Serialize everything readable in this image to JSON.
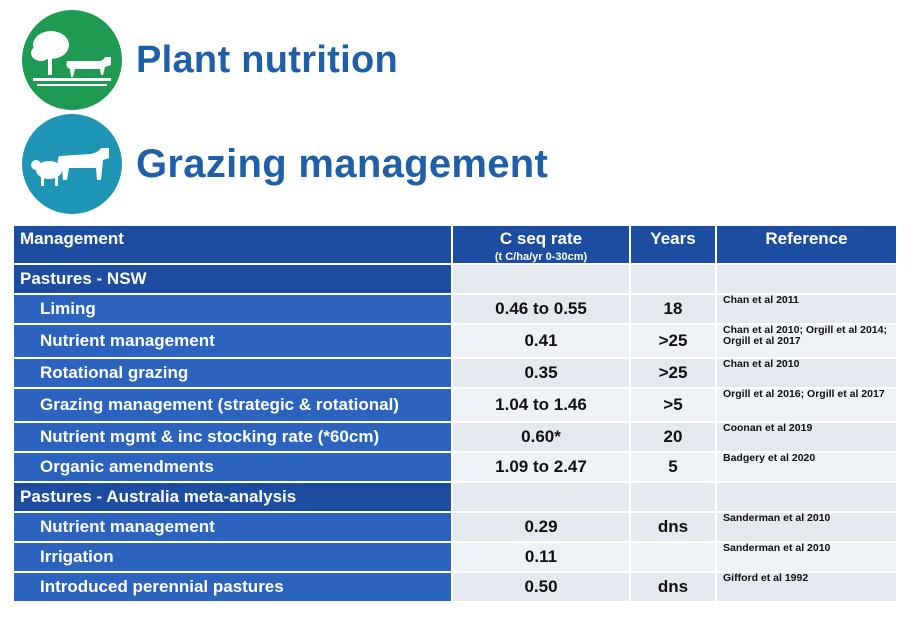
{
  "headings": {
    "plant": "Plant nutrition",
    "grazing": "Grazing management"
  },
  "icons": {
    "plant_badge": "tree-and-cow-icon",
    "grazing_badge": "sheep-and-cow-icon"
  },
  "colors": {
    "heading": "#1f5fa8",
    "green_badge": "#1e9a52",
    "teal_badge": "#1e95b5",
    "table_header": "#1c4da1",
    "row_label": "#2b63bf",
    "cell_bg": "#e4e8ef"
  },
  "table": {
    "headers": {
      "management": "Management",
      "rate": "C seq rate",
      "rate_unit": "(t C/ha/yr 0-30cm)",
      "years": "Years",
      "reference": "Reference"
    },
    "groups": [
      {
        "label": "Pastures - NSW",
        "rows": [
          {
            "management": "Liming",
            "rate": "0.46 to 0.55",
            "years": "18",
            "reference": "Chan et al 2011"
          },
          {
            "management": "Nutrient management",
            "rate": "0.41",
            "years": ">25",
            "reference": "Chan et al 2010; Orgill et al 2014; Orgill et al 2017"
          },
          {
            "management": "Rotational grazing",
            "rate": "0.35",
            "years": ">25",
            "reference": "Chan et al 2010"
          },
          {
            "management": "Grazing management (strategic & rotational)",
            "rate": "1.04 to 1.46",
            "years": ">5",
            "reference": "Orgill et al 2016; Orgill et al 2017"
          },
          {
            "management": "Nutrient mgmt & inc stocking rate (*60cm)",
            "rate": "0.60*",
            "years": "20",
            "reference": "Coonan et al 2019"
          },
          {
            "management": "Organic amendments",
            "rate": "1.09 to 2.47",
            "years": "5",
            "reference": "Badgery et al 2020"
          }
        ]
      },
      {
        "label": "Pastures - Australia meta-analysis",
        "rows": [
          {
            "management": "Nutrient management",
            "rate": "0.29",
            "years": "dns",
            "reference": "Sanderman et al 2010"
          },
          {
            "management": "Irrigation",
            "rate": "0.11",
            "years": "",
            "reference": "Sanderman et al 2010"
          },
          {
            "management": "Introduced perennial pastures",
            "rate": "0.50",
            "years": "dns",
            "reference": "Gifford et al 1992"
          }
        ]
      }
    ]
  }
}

#### Brief:
Print all of the records shown above exactly, leaving out each picture.

#### Full output:
Serialize everything readable in this image to JSON.
{
  "headings": {
    "plant": "Plant nutrition",
    "grazing": "Grazing management"
  },
  "icons": {
    "plant_badge": "tree-and-cow-icon",
    "grazing_badge": "sheep-and-cow-icon"
  },
  "colors": {
    "heading": "#1f5fa8",
    "green_badge": "#1e9a52",
    "teal_badge": "#1e95b5",
    "table_header": "#1c4da1",
    "row_label": "#2b63bf",
    "cell_bg": "#e4e8ef"
  },
  "table": {
    "headers": {
      "management": "Management",
      "rate": "C seq rate",
      "rate_unit": "(t C/ha/yr 0-30cm)",
      "years": "Years",
      "reference": "Reference"
    },
    "groups": [
      {
        "label": "Pastures - NSW",
        "rows": [
          {
            "management": "Liming",
            "rate": "0.46 to 0.55",
            "years": "18",
            "reference": "Chan et al 2011"
          },
          {
            "management": "Nutrient management",
            "rate": "0.41",
            "years": ">25",
            "reference": "Chan et al 2010; Orgill et al 2014; Orgill et al 2017"
          },
          {
            "management": "Rotational grazing",
            "rate": "0.35",
            "years": ">25",
            "reference": "Chan et al 2010"
          },
          {
            "management": "Grazing management (strategic & rotational)",
            "rate": "1.04 to 1.46",
            "years": ">5",
            "reference": "Orgill et al 2016; Orgill et al 2017"
          },
          {
            "management": "Nutrient mgmt & inc stocking rate (*60cm)",
            "rate": "0.60*",
            "years": "20",
            "reference": "Coonan et al 2019"
          },
          {
            "management": "Organic amendments",
            "rate": "1.09 to 2.47",
            "years": "5",
            "reference": "Badgery et al 2020"
          }
        ]
      },
      {
        "label": "Pastures - Australia meta-analysis",
        "rows": [
          {
            "management": "Nutrient management",
            "rate": "0.29",
            "years": "dns",
            "reference": "Sanderman et al 2010"
          },
          {
            "management": "Irrigation",
            "rate": "0.11",
            "years": "",
            "reference": "Sanderman et al 2010"
          },
          {
            "management": "Introduced perennial pastures",
            "rate": "0.50",
            "years": "dns",
            "reference": "Gifford et al 1992"
          }
        ]
      }
    ]
  }
}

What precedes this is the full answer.